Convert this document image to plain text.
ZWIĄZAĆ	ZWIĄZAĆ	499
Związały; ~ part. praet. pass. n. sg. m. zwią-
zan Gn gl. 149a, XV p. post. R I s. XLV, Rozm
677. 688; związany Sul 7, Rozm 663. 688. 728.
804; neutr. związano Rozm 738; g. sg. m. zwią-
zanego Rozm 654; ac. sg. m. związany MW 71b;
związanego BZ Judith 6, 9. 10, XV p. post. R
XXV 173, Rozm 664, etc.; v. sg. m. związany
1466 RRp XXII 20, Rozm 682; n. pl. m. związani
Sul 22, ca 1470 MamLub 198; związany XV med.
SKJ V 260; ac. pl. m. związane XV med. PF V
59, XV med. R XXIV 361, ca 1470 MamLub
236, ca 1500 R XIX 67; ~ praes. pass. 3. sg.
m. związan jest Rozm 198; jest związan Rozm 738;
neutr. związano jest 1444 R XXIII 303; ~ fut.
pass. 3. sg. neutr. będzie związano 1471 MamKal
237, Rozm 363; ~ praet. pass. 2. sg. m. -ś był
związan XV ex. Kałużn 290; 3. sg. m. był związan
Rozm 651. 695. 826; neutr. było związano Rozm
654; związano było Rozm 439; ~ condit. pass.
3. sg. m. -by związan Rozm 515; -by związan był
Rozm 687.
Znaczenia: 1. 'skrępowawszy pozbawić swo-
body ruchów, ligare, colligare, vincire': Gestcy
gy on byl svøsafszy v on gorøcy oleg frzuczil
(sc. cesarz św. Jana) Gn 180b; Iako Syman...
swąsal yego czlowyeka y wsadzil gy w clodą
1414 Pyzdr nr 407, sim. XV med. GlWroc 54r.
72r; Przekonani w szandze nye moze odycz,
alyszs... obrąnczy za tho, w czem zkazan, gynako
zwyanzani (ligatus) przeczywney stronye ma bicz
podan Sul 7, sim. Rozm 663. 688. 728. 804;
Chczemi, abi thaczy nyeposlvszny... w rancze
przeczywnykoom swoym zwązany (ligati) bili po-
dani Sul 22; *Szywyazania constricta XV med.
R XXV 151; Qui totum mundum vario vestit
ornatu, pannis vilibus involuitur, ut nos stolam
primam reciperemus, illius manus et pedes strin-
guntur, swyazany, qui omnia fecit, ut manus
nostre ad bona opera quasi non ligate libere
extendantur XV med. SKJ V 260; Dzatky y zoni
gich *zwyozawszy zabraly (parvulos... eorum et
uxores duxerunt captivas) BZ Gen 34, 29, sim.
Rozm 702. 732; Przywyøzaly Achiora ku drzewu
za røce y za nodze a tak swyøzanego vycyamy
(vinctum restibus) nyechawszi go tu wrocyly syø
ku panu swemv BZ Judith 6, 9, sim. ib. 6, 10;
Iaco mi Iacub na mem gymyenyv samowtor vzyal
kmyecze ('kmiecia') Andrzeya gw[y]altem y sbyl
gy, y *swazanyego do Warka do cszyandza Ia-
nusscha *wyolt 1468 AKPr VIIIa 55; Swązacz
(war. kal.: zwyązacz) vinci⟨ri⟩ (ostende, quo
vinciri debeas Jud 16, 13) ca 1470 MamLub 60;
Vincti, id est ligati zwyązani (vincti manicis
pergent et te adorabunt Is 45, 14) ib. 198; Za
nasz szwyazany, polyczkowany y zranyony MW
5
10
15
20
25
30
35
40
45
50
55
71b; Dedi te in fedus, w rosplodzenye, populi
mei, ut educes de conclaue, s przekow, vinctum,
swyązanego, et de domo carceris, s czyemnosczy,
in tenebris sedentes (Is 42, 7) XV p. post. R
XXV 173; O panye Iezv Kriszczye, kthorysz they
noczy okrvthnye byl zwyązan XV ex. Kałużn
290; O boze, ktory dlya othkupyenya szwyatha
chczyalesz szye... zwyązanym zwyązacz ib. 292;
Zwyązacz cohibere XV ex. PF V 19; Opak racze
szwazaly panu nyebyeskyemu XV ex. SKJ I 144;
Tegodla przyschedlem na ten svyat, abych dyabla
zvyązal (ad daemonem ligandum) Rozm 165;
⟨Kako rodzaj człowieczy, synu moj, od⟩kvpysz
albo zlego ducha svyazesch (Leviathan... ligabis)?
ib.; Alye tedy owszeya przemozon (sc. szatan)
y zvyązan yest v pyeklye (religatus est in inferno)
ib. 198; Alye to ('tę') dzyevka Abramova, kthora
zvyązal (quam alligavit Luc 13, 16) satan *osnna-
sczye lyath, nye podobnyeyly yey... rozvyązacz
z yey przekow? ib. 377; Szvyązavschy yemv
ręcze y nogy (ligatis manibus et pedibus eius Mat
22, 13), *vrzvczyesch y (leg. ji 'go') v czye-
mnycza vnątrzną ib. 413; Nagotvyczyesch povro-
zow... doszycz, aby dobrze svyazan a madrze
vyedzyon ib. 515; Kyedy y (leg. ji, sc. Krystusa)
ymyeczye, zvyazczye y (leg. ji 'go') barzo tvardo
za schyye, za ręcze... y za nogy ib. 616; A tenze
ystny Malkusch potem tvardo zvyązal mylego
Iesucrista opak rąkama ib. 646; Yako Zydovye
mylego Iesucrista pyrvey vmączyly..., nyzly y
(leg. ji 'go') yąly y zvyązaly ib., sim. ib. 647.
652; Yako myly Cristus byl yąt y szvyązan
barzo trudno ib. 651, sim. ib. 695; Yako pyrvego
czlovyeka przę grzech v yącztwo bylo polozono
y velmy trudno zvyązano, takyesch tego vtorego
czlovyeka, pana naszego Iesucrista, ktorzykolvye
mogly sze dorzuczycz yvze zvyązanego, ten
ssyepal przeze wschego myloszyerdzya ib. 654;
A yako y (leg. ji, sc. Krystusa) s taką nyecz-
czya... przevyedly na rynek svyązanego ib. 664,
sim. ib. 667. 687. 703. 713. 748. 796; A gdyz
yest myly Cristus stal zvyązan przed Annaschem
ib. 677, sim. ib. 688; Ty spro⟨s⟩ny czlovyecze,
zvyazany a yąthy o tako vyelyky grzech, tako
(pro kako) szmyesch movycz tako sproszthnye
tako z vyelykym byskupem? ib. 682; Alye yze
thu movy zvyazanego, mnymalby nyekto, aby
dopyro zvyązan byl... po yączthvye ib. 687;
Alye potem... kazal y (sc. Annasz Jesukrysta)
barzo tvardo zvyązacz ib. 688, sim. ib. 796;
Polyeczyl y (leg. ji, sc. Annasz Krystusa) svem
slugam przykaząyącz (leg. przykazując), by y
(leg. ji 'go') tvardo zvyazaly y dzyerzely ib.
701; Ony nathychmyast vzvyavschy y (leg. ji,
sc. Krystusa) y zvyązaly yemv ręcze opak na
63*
════════════════
_Short problem_
Retype every record above exactly as written.

_Written solution_
Convert this document image to plain text.
ZWIĄZAĆ	ZWIĄZAĆ	499
Związały; ~ part. praet. pass. n. sg. m. zwią-
zan Gn gl. 149a, XV p. post. R I s. XLV, Rozm
677. 688; związany Sul 7, Rozm 663. 688. 728.
804; neutr. związano Rozm 738; g. sg. m. zwią-
zanego Rozm 654; ac. sg. m. związany MW 71b;
związanego BZ Judith 6, 9. 10, XV p. post. R
XXV 173, Rozm 664, etc.; v. sg. m. związany
1466 RRp XXII 20, Rozm 682; n. pl. m. związani
Sul 22, ca 1470 MamLub 198; związany XV med.
SKJ V 260; ac. pl. m. związane XV med. PF V
59, XV med. R XXIV 361, ca 1470 MamLub
236, ca 1500 R XIX 67; ~ praes. pass. 3. sg.
m. związan jest Rozm 198; jest związan Rozm 738;
neutr. związano jest 1444 R XXIII 303; ~ fut.
pass. 3. sg. neutr. będzie związano 1471 MamKal
237, Rozm 363; ~ praet. pass. 2. sg. m. -ś był
związan XV ex. Kałużn 290; 3. sg. m. był związan
Rozm 651. 695. 826; neutr. było związano Rozm
654; związano było Rozm 439; ~ condit. pass.
3. sg. m. -by związan Rozm 515; -by związan był
Rozm 687.
Znaczenia: 1. 'skrępowawszy pozbawić swo-
body ruchów, ligare, colligare, vincire': Gestcy
gy on byl svøsafszy v on gorøcy oleg frzuczil
(sc. cesarz św. Jana) Gn 180b; Iako Syman...
swąsal yego czlowyeka y wsadzil gy w clodą
1414 Pyzdr nr 407, sim. XV med. GlWroc 54r.
72r; Przekonani w szandze nye moze odycz,
alyszs... obrąnczy za tho, w czem zkazan, gynako
zwyanzani (ligatus) przeczywney stronye ma bicz
podan Sul 7, sim. Rozm 663. 688. 728. 804;
Chczemi, abi thaczy nyeposlvszny... w rancze
przeczywnykoom swoym zwązany (ligati) bili po-
dani Sul 22; *Szywyazania constricta XV med.
R XXV 151; Qui totum mundum vario vestit
ornatu, pannis vilibus involuitur, ut nos stolam
primam reciperemus, illius manus et pedes strin-
guntur, swyazany, qui omnia fecit, ut manus
nostre ad bona opera quasi non ligate libere
extendantur XV med. SKJ V 260; Dzatky y zoni
gich *zwyozawszy zabraly (parvulos... eorum et
uxores duxerunt captivas) BZ Gen 34, 29, sim.
Rozm 702. 732; Przywyøzaly Achiora ku drzewu
za røce y za nodze a tak swyøzanego vycyamy
(vinctum restibus) nyechawszi go tu wrocyly syø
ku panu swemv BZ Judith 6, 9, sim. ib. 6, 10;
Iaco mi Iacub na mem gymyenyv samowtor vzyal
kmyecze ('kmiecia') Andrzeya gw[y]altem y sbyl
gy, y *swazanyego do Warka do cszyandza Ia-
nusscha *wyolt 1468 AKPr VIIIa 55; Swązacz
(war. kal.: zwyązacz) vinci⟨ri⟩ (ostende, quo
vinciri debeas Jud 16, 13) ca 1470 MamLub 60;
Vincti, id est ligati zwyązani (vincti manicis
pergent et te adorabunt Is 45, 14) ib. 198; Za
nasz szwyazany, polyczkowany y zranyony MW
5
10
15
20
25
30
35
40
45
50
55
71b; Dedi te in fedus, w rosplodzenye, populi
mei, ut educes de conclaue, s przekow, vinctum,
swyązanego, et de domo carceris, s czyemnosczy,
in tenebris sedentes (Is 42, 7) XV p. post. R
XXV 173; O panye Iezv Kriszczye, kthorysz they
noczy okrvthnye byl zwyązan XV ex. Kałużn
290; O boze, ktory dlya othkupyenya szwyatha
chczyalesz szye... zwyązanym zwyązacz ib. 292;
Zwyązacz cohibere XV ex. PF V 19; Opak racze
szwazaly panu nyebyeskyemu XV ex. SKJ I 144;
Tegodla przyschedlem na ten svyat, abych dyabla
zvyązal (ad daemonem ligandum) Rozm 165;
⟨Kako rodzaj człowieczy, synu moj, od⟩kvpysz
albo zlego ducha svyazesch (Leviathan... ligabis)?
ib.; Alye tedy owszeya przemozon (sc. szatan)
y zvyązan yest v pyeklye (religatus est in inferno)
ib. 198; Alye to ('tę') dzyevka Abramova, kthora
zvyązal (quam alligavit Luc 13, 16) satan *osnna-
sczye lyath, nye podobnyeyly yey... rozvyązacz
z yey przekow? ib. 377; Szvyązavschy yemv
ręcze y nogy (ligatis manibus et pedibus eius Mat
22, 13), *vrzvczyesch y (leg. ji 'go') v czye-
mnycza vnątrzną ib. 413; Nagotvyczyesch povro-
zow... doszycz, aby dobrze svyazan a madrze
vyedzyon ib. 515; Kyedy y (leg. ji, sc. Krystusa)
ymyeczye, zvyazczye y (leg. ji 'go') barzo tvardo
za schyye, za ręcze... y za nogy ib. 616; A tenze
ystny Malkusch potem tvardo zvyązal mylego
Iesucrista opak rąkama ib. 646; Yako Zydovye
mylego Iesucrista pyrvey vmączyly..., nyzly y
(leg. ji 'go') yąly y zvyązaly ib., sim. ib. 647.
652; Yako myly Cristus byl yąt y szvyązan
barzo trudno ib. 651, sim. ib. 695; Yako pyrvego
czlovyeka przę grzech v yącztwo bylo polozono
y velmy trudno zvyązano, takyesch tego vtorego
czlovyeka, pana naszego Iesucrista, ktorzykolvye
mogly sze dorzuczycz yvze zvyązanego, ten
ssyepal przeze wschego myloszyerdzya ib. 654;
A yako y (leg. ji, sc. Krystusa) s taką nyecz-
czya... przevyedly na rynek svyązanego ib. 664,
sim. ib. 667. 687. 703. 713. 748. 796; A gdyz
yest myly Cristus stal zvyązan przed Annaschem
ib. 677, sim. ib. 688; Ty spro⟨s⟩ny czlovyecze,
zvyazany a yąthy o tako vyelyky grzech, tako
(pro kako) szmyesch movycz tako sproszthnye
tako z vyelykym byskupem? ib. 682; Alye yze
thu movy zvyazanego, mnymalby nyekto, aby
dopyro zvyązan byl... po yączthvye ib. 687;
Alye potem... kazal y (sc. Annasz Jesukrysta)
barzo tvardo zvyązacz ib. 688, sim. ib. 796;
Polyeczyl y (leg. ji, sc. Annasz Krystusa) svem
slugam przykaząyącz (leg. przykazując), by y
(leg. ji 'go') tvardo zvyazaly y dzyerzely ib.
701; Ony nathychmyast vzvyavschy y (leg. ji,
sc. Krystusa) y zvyązaly yemv ręcze opak na
63*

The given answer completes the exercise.